■ **STATED PROBLEM**: Search the entries below. Return every line that has "JSON" in it.

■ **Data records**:
----------
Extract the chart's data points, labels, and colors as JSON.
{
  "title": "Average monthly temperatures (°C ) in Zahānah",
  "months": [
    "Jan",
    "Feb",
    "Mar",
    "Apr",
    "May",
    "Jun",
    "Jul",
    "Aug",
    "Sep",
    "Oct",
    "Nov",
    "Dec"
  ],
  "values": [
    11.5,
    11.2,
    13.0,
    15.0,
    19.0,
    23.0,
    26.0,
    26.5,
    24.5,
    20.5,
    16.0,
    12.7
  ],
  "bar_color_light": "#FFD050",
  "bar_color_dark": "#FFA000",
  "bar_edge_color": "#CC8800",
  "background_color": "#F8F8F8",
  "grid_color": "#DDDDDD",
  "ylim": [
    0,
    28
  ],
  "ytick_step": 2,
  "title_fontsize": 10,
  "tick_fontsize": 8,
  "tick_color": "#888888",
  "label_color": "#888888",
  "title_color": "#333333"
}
----------
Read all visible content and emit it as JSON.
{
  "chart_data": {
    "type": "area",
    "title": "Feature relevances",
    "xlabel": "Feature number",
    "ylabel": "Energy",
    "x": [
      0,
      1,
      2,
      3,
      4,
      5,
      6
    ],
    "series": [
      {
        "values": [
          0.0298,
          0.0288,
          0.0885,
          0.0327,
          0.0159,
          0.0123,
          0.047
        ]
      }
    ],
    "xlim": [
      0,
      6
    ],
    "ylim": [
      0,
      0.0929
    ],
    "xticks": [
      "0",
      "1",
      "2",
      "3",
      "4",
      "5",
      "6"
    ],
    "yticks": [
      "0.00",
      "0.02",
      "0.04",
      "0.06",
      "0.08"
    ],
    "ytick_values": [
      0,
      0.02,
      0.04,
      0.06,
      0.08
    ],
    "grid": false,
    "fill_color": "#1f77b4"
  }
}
----------
■ **SOLVED PROBLEM**:
Extract the chart's data points, labels, and colors as JSON.
Read all visible content and emit it as JSON.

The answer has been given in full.